• _Task to carry out_: Print every entry word for word, but omit the pictures.

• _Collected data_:
□ □ □ □ □
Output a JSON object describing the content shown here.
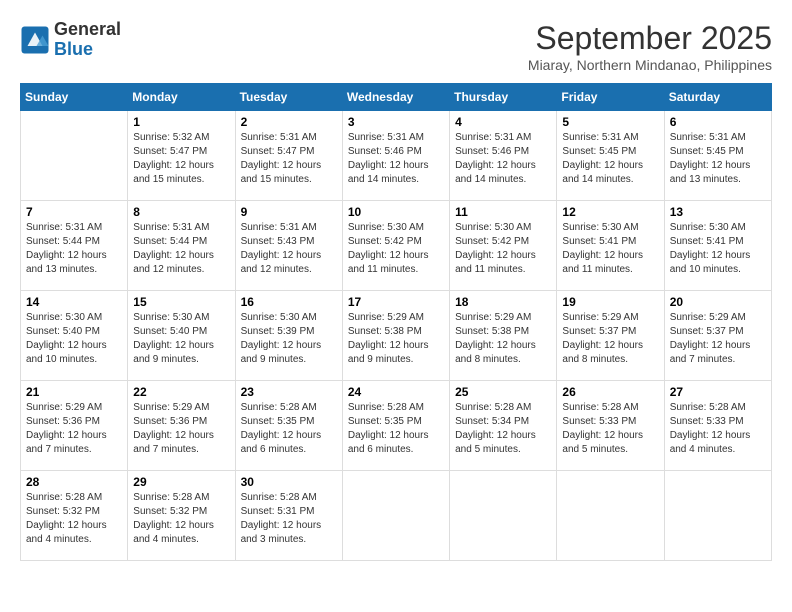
{
  "header": {
    "logo_line1": "General",
    "logo_line2": "Blue",
    "month": "September 2025",
    "location": "Miaray, Northern Mindanao, Philippines"
  },
  "weekdays": [
    "Sunday",
    "Monday",
    "Tuesday",
    "Wednesday",
    "Thursday",
    "Friday",
    "Saturday"
  ],
  "weeks": [
    [
      {
        "day": "",
        "info": ""
      },
      {
        "day": "1",
        "info": "Sunrise: 5:32 AM\nSunset: 5:47 PM\nDaylight: 12 hours\nand 15 minutes."
      },
      {
        "day": "2",
        "info": "Sunrise: 5:31 AM\nSunset: 5:47 PM\nDaylight: 12 hours\nand 15 minutes."
      },
      {
        "day": "3",
        "info": "Sunrise: 5:31 AM\nSunset: 5:46 PM\nDaylight: 12 hours\nand 14 minutes."
      },
      {
        "day": "4",
        "info": "Sunrise: 5:31 AM\nSunset: 5:46 PM\nDaylight: 12 hours\nand 14 minutes."
      },
      {
        "day": "5",
        "info": "Sunrise: 5:31 AM\nSunset: 5:45 PM\nDaylight: 12 hours\nand 14 minutes."
      },
      {
        "day": "6",
        "info": "Sunrise: 5:31 AM\nSunset: 5:45 PM\nDaylight: 12 hours\nand 13 minutes."
      }
    ],
    [
      {
        "day": "7",
        "info": "Sunrise: 5:31 AM\nSunset: 5:44 PM\nDaylight: 12 hours\nand 13 minutes."
      },
      {
        "day": "8",
        "info": "Sunrise: 5:31 AM\nSunset: 5:44 PM\nDaylight: 12 hours\nand 12 minutes."
      },
      {
        "day": "9",
        "info": "Sunrise: 5:31 AM\nSunset: 5:43 PM\nDaylight: 12 hours\nand 12 minutes."
      },
      {
        "day": "10",
        "info": "Sunrise: 5:30 AM\nSunset: 5:42 PM\nDaylight: 12 hours\nand 11 minutes."
      },
      {
        "day": "11",
        "info": "Sunrise: 5:30 AM\nSunset: 5:42 PM\nDaylight: 12 hours\nand 11 minutes."
      },
      {
        "day": "12",
        "info": "Sunrise: 5:30 AM\nSunset: 5:41 PM\nDaylight: 12 hours\nand 11 minutes."
      },
      {
        "day": "13",
        "info": "Sunrise: 5:30 AM\nSunset: 5:41 PM\nDaylight: 12 hours\nand 10 minutes."
      }
    ],
    [
      {
        "day": "14",
        "info": "Sunrise: 5:30 AM\nSunset: 5:40 PM\nDaylight: 12 hours\nand 10 minutes."
      },
      {
        "day": "15",
        "info": "Sunrise: 5:30 AM\nSunset: 5:40 PM\nDaylight: 12 hours\nand 9 minutes."
      },
      {
        "day": "16",
        "info": "Sunrise: 5:30 AM\nSunset: 5:39 PM\nDaylight: 12 hours\nand 9 minutes."
      },
      {
        "day": "17",
        "info": "Sunrise: 5:29 AM\nSunset: 5:38 PM\nDaylight: 12 hours\nand 9 minutes."
      },
      {
        "day": "18",
        "info": "Sunrise: 5:29 AM\nSunset: 5:38 PM\nDaylight: 12 hours\nand 8 minutes."
      },
      {
        "day": "19",
        "info": "Sunrise: 5:29 AM\nSunset: 5:37 PM\nDaylight: 12 hours\nand 8 minutes."
      },
      {
        "day": "20",
        "info": "Sunrise: 5:29 AM\nSunset: 5:37 PM\nDaylight: 12 hours\nand 7 minutes."
      }
    ],
    [
      {
        "day": "21",
        "info": "Sunrise: 5:29 AM\nSunset: 5:36 PM\nDaylight: 12 hours\nand 7 minutes."
      },
      {
        "day": "22",
        "info": "Sunrise: 5:29 AM\nSunset: 5:36 PM\nDaylight: 12 hours\nand 7 minutes."
      },
      {
        "day": "23",
        "info": "Sunrise: 5:28 AM\nSunset: 5:35 PM\nDaylight: 12 hours\nand 6 minutes."
      },
      {
        "day": "24",
        "info": "Sunrise: 5:28 AM\nSunset: 5:35 PM\nDaylight: 12 hours\nand 6 minutes."
      },
      {
        "day": "25",
        "info": "Sunrise: 5:28 AM\nSunset: 5:34 PM\nDaylight: 12 hours\nand 5 minutes."
      },
      {
        "day": "26",
        "info": "Sunrise: 5:28 AM\nSunset: 5:33 PM\nDaylight: 12 hours\nand 5 minutes."
      },
      {
        "day": "27",
        "info": "Sunrise: 5:28 AM\nSunset: 5:33 PM\nDaylight: 12 hours\nand 4 minutes."
      }
    ],
    [
      {
        "day": "28",
        "info": "Sunrise: 5:28 AM\nSunset: 5:32 PM\nDaylight: 12 hours\nand 4 minutes."
      },
      {
        "day": "29",
        "info": "Sunrise: 5:28 AM\nSunset: 5:32 PM\nDaylight: 12 hours\nand 4 minutes."
      },
      {
        "day": "30",
        "info": "Sunrise: 5:28 AM\nSunset: 5:31 PM\nDaylight: 12 hours\nand 3 minutes."
      },
      {
        "day": "",
        "info": ""
      },
      {
        "day": "",
        "info": ""
      },
      {
        "day": "",
        "info": ""
      },
      {
        "day": "",
        "info": ""
      }
    ]
  ]
}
□ □ □ □ □
• _Correct output_:
Output a JSON object describing the content shown here.
{
  "header": {
    "logo_line1": "General",
    "logo_line2": "Blue",
    "month": "September 2025",
    "location": "Miaray, Northern Mindanao, Philippines"
  },
  "weekdays": [
    "Sunday",
    "Monday",
    "Tuesday",
    "Wednesday",
    "Thursday",
    "Friday",
    "Saturday"
  ],
  "weeks": [
    [
      {
        "day": "",
        "info": ""
      },
      {
        "day": "1",
        "info": "Sunrise: 5:32 AM\nSunset: 5:47 PM\nDaylight: 12 hours\nand 15 minutes."
      },
      {
        "day": "2",
        "info": "Sunrise: 5:31 AM\nSunset: 5:47 PM\nDaylight: 12 hours\nand 15 minutes."
      },
      {
        "day": "3",
        "info": "Sunrise: 5:31 AM\nSunset: 5:46 PM\nDaylight: 12 hours\nand 14 minutes."
      },
      {
        "day": "4",
        "info": "Sunrise: 5:31 AM\nSunset: 5:46 PM\nDaylight: 12 hours\nand 14 minutes."
      },
      {
        "day": "5",
        "info": "Sunrise: 5:31 AM\nSunset: 5:45 PM\nDaylight: 12 hours\nand 14 minutes."
      },
      {
        "day": "6",
        "info": "Sunrise: 5:31 AM\nSunset: 5:45 PM\nDaylight: 12 hours\nand 13 minutes."
      }
    ],
    [
      {
        "day": "7",
        "info": "Sunrise: 5:31 AM\nSunset: 5:44 PM\nDaylight: 12 hours\nand 13 minutes."
      },
      {
        "day": "8",
        "info": "Sunrise: 5:31 AM\nSunset: 5:44 PM\nDaylight: 12 hours\nand 12 minutes."
      },
      {
        "day": "9",
        "info": "Sunrise: 5:31 AM\nSunset: 5:43 PM\nDaylight: 12 hours\nand 12 minutes."
      },
      {
        "day": "10",
        "info": "Sunrise: 5:30 AM\nSunset: 5:42 PM\nDaylight: 12 hours\nand 11 minutes."
      },
      {
        "day": "11",
        "info": "Sunrise: 5:30 AM\nSunset: 5:42 PM\nDaylight: 12 hours\nand 11 minutes."
      },
      {
        "day": "12",
        "info": "Sunrise: 5:30 AM\nSunset: 5:41 PM\nDaylight: 12 hours\nand 11 minutes."
      },
      {
        "day": "13",
        "info": "Sunrise: 5:30 AM\nSunset: 5:41 PM\nDaylight: 12 hours\nand 10 minutes."
      }
    ],
    [
      {
        "day": "14",
        "info": "Sunrise: 5:30 AM\nSunset: 5:40 PM\nDaylight: 12 hours\nand 10 minutes."
      },
      {
        "day": "15",
        "info": "Sunrise: 5:30 AM\nSunset: 5:40 PM\nDaylight: 12 hours\nand 9 minutes."
      },
      {
        "day": "16",
        "info": "Sunrise: 5:30 AM\nSunset: 5:39 PM\nDaylight: 12 hours\nand 9 minutes."
      },
      {
        "day": "17",
        "info": "Sunrise: 5:29 AM\nSunset: 5:38 PM\nDaylight: 12 hours\nand 9 minutes."
      },
      {
        "day": "18",
        "info": "Sunrise: 5:29 AM\nSunset: 5:38 PM\nDaylight: 12 hours\nand 8 minutes."
      },
      {
        "day": "19",
        "info": "Sunrise: 5:29 AM\nSunset: 5:37 PM\nDaylight: 12 hours\nand 8 minutes."
      },
      {
        "day": "20",
        "info": "Sunrise: 5:29 AM\nSunset: 5:37 PM\nDaylight: 12 hours\nand 7 minutes."
      }
    ],
    [
      {
        "day": "21",
        "info": "Sunrise: 5:29 AM\nSunset: 5:36 PM\nDaylight: 12 hours\nand 7 minutes."
      },
      {
        "day": "22",
        "info": "Sunrise: 5:29 AM\nSunset: 5:36 PM\nDaylight: 12 hours\nand 7 minutes."
      },
      {
        "day": "23",
        "info": "Sunrise: 5:28 AM\nSunset: 5:35 PM\nDaylight: 12 hours\nand 6 minutes."
      },
      {
        "day": "24",
        "info": "Sunrise: 5:28 AM\nSunset: 5:35 PM\nDaylight: 12 hours\nand 6 minutes."
      },
      {
        "day": "25",
        "info": "Sunrise: 5:28 AM\nSunset: 5:34 PM\nDaylight: 12 hours\nand 5 minutes."
      },
      {
        "day": "26",
        "info": "Sunrise: 5:28 AM\nSunset: 5:33 PM\nDaylight: 12 hours\nand 5 minutes."
      },
      {
        "day": "27",
        "info": "Sunrise: 5:28 AM\nSunset: 5:33 PM\nDaylight: 12 hours\nand 4 minutes."
      }
    ],
    [
      {
        "day": "28",
        "info": "Sunrise: 5:28 AM\nSunset: 5:32 PM\nDaylight: 12 hours\nand 4 minutes."
      },
      {
        "day": "29",
        "info": "Sunrise: 5:28 AM\nSunset: 5:32 PM\nDaylight: 12 hours\nand 4 minutes."
      },
      {
        "day": "30",
        "info": "Sunrise: 5:28 AM\nSunset: 5:31 PM\nDaylight: 12 hours\nand 3 minutes."
      },
      {
        "day": "",
        "info": ""
      },
      {
        "day": "",
        "info": ""
      },
      {
        "day": "",
        "info": ""
      },
      {
        "day": "",
        "info": ""
      }
    ]
  ]
}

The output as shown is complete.